* Begin Given entries *

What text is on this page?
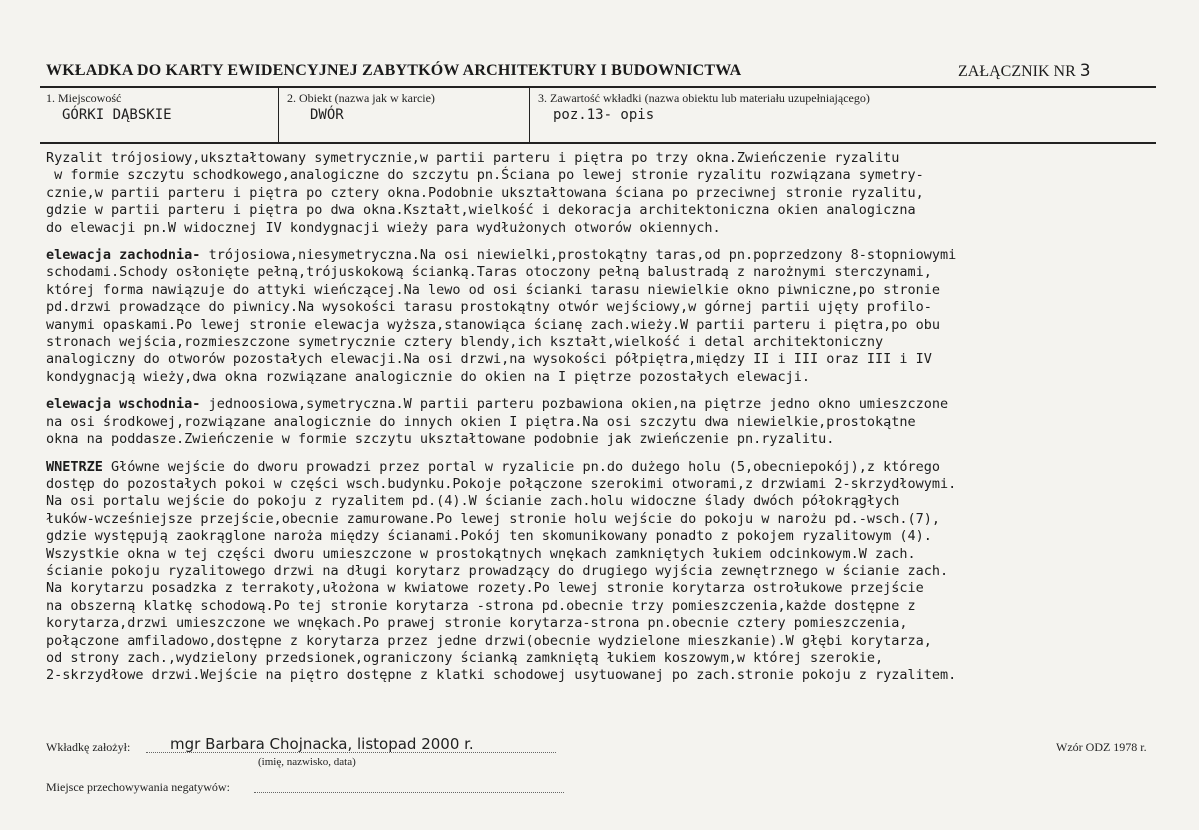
WKŁADKA DO KARTY EWIDENCYJNEJ ZABYTKÓW ARCHITEKTURY I BUDOWNICTWA	ZAŁĄCZNIK NR 3
1. Miejscowość
GÓRKI DĄBSKIE
2. Obiekt (nazwa jak w karcie)
DWÓR
3. Zawartość wkładki (nazwa obiektu lub materiału uzupełniającego)
poz.13- opis

Ryzalit trójosiowy,ukształtowany symetrycznie,w partii parteru i piętra po trzy okna.Zwieńczenie ryzalitu
w formie szczytu schodkowego,analogiczne do szczytu pn.Ściana po lewej stronie ryzalitu rozwiązana symetry-
cznie,w partii parteru i piętra po cztery okna.Podobnie ukształtowana ściana po przeciwnej stronie ryzalitu,
gdzie w partii parteru i piętra po dwa okna.Kształt,wielkość i dekoracja architektoniczna okien analogiczna
do elewacji pn.W widocznej IV kondygnacji wieży para wydłużonych otworów okiennych.

elewacja zachodnia- trójosiowa,niesymetryczna.Na osi niewielki,prostokątny taras,od pn.poprzedzony 8-stopniowymi
schodami.Schody osłonięte pełną,trójuskokową ścianką.Taras otoczony pełną balustradą z narożnymi sterczynami,
której forma nawiązuje do attyki wieńczącej.Na lewo od osi ścianki tarasu niewielkie okno piwniczne,po stronie
pd.drzwi prowadzące do piwnicy.Na wysokości tarasu prostokątny otwór wejściowy,w górnej partii ujęty profilo-
wanymi opaskami.Po lewej stronie elewacja wyższa,stanowiąca ścianę zach.wieży.W partii parteru i piętra,po obu
stronach wejścia,rozmieszczone symetrycznie cztery blendy,ich kształt,wielkość i detal architektoniczny
analogiczny do otworów pozostałych elewacji.Na osi drzwi,na wysokości półpiętra,między II i III oraz III i IV
kondygnacją wieży,dwa okna rozwiązane analogicznie do okien na I piętrze pozostałych elewacji.

elewacja wschodnia- jednoosiowa,symetryczna.W partii parteru pozbawiona okien,na piętrze jedno okno umieszczone
na osi środkowej,rozwiązane analogicznie do innych okien I piętra.Na osi szczytu dwa niewielkie,prostokątne
okna na poddasze.Zwieńczenie w formie szczytu ukształtowane podobnie jak zwieńczenie pn.ryzalitu.

WNETRZE Główne wejście do dworu prowadzi przez portal w ryzalicie pn.do dużego holu (5,obecniepokój),z którego
dostęp do pozostałych pokoi w części wsch.budynku.Pokoje połączone szerokimi otworami,z drzwiami 2-skrzydłowymi.
Na osi portalu wejście do pokoju z ryzalitem pd.(4).W ścianie zach.holu widoczne ślady dwóch półokrągłych
łuków-wcześniejsze przejście,obecnie zamurowane.Po lewej stronie holu wejście do pokoju w narożu pd.-wsch.(7),
gdzie występują zaokrąglone naroża między ścianami.Pokój ten skomunikowany ponadto z pokojem ryzalitowym (4).
Wszystkie okna w tej części dworu umieszczone w prostokątnych wnękach zamkniętych łukiem odcinkowym.W zach.
ścianie pokoju ryzalitowego drzwi na długi korytarz prowadzący do drugiego wyjścia zewnętrznego w ścianie zach.
Na korytarzu posadzka z terrakoty,ułożona w kwiatowe rozety.Po lewej stronie korytarza ostrołukowe przejście
na obszerną klatkę schodową.Po tej stronie korytarza -strona pd.obecnie trzy pomieszczenia,każde dostępne z
korytarza,drzwi umieszczone we wnękach.Po prawej stronie korytarza-strona pn.obecnie cztery pomieszczenia,
połączone amfiladowo,dostępne z korytarza przez jedne drzwi(obecnie wydzielone mieszkanie).W głębi korytarza,
od strony zach.,wydzielony przedsionek,ograniczony ścianką zamkniętą łukiem koszowym,w której szerokie,
2-skrzydłowe drzwi.Wejście na piętro dostępne z klatki schodowej usytuowanej po zach.stronie pokoju z ryzalitem.

Wkładkę założył:	mgr Barbara Chojnacka, listopad 2000 r.
(imię, nazwisko, data)
Wzór ODZ 1978 r.
Miejsce przechowywania negatywów:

* End Given entries *

What to produce >>
Copy out all of the material exactly as written, without its pictures.

Full answer >>
What text is on this page?
WKŁADKA DO KARTY EWIDENCYJNEJ ZABYTKÓW ARCHITEKTURY I BUDOWNICTWA	ZAŁĄCZNIK NR 3
1. Miejscowość
GÓRKI DĄBSKIE
2. Obiekt (nazwa jak w karcie)
DWÓR
3. Zawartość wkładki (nazwa obiektu lub materiału uzupełniającego)
poz.13- opis

Ryzalit trójosiowy,ukształtowany symetrycznie,w partii parteru i piętra po trzy okna.Zwieńczenie ryzalitu
w formie szczytu schodkowego,analogiczne do szczytu pn.Ściana po lewej stronie ryzalitu rozwiązana symetry-
cznie,w partii parteru i piętra po cztery okna.Podobnie ukształtowana ściana po przeciwnej stronie ryzalitu,
gdzie w partii parteru i piętra po dwa okna.Kształt,wielkość i dekoracja architektoniczna okien analogiczna
do elewacji pn.W widocznej IV kondygnacji wieży para wydłużonych otworów okiennych.

elewacja zachodnia- trójosiowa,niesymetryczna.Na osi niewielki,prostokątny taras,od pn.poprzedzony 8-stopniowymi
schodami.Schody osłonięte pełną,trójuskokową ścianką.Taras otoczony pełną balustradą z narożnymi sterczynami,
której forma nawiązuje do attyki wieńczącej.Na lewo od osi ścianki tarasu niewielkie okno piwniczne,po stronie
pd.drzwi prowadzące do piwnicy.Na wysokości tarasu prostokątny otwór wejściowy,w górnej partii ujęty profilo-
wanymi opaskami.Po lewej stronie elewacja wyższa,stanowiąca ścianę zach.wieży.W partii parteru i piętra,po obu
stronach wejścia,rozmieszczone symetrycznie cztery blendy,ich kształt,wielkość i detal architektoniczny
analogiczny do otworów pozostałych elewacji.Na osi drzwi,na wysokości półpiętra,między II i III oraz III i IV
kondygnacją wieży,dwa okna rozwiązane analogicznie do okien na I piętrze pozostałych elewacji.

elewacja wschodnia- jednoosiowa,symetryczna.W partii parteru pozbawiona okien,na piętrze jedno okno umieszczone
na osi środkowej,rozwiązane analogicznie do innych okien I piętra.Na osi szczytu dwa niewielkie,prostokątne
okna na poddasze.Zwieńczenie w formie szczytu ukształtowane podobnie jak zwieńczenie pn.ryzalitu.

WNETRZE Główne wejście do dworu prowadzi przez portal w ryzalicie pn.do dużego holu (5,obecniepokój),z którego
dostęp do pozostałych pokoi w części wsch.budynku.Pokoje połączone szerokimi otworami,z drzwiami 2-skrzydłowymi.
Na osi portalu wejście do pokoju z ryzalitem pd.(4).W ścianie zach.holu widoczne ślady dwóch półokrągłych
łuków-wcześniejsze przejście,obecnie zamurowane.Po lewej stronie holu wejście do pokoju w narożu pd.-wsch.(7),
gdzie występują zaokrąglone naroża między ścianami.Pokój ten skomunikowany ponadto z pokojem ryzalitowym (4).
Wszystkie okna w tej części dworu umieszczone w prostokątnych wnękach zamkniętych łukiem odcinkowym.W zach.
ścianie pokoju ryzalitowego drzwi na długi korytarz prowadzący do drugiego wyjścia zewnętrznego w ścianie zach.
Na korytarzu posadzka z terrakoty,ułożona w kwiatowe rozety.Po lewej stronie korytarza ostrołukowe przejście
na obszerną klatkę schodową.Po tej stronie korytarza -strona pd.obecnie trzy pomieszczenia,każde dostępne z
korytarza,drzwi umieszczone we wnękach.Po prawej stronie korytarza-strona pn.obecnie cztery pomieszczenia,
połączone amfiladowo,dostępne z korytarza przez jedne drzwi(obecnie wydzielone mieszkanie).W głębi korytarza,
od strony zach.,wydzielony przedsionek,ograniczony ścianką zamkniętą łukiem koszowym,w której szerokie,
2-skrzydłowe drzwi.Wejście na piętro dostępne z klatki schodowej usytuowanej po zach.stronie pokoju z ryzalitem.

Wkładkę założył:	mgr Barbara Chojnacka, listopad 2000 r.
(imię, nazwisko, data)
Wzór ODZ 1978 r.
Miejsce przechowywania negatywów:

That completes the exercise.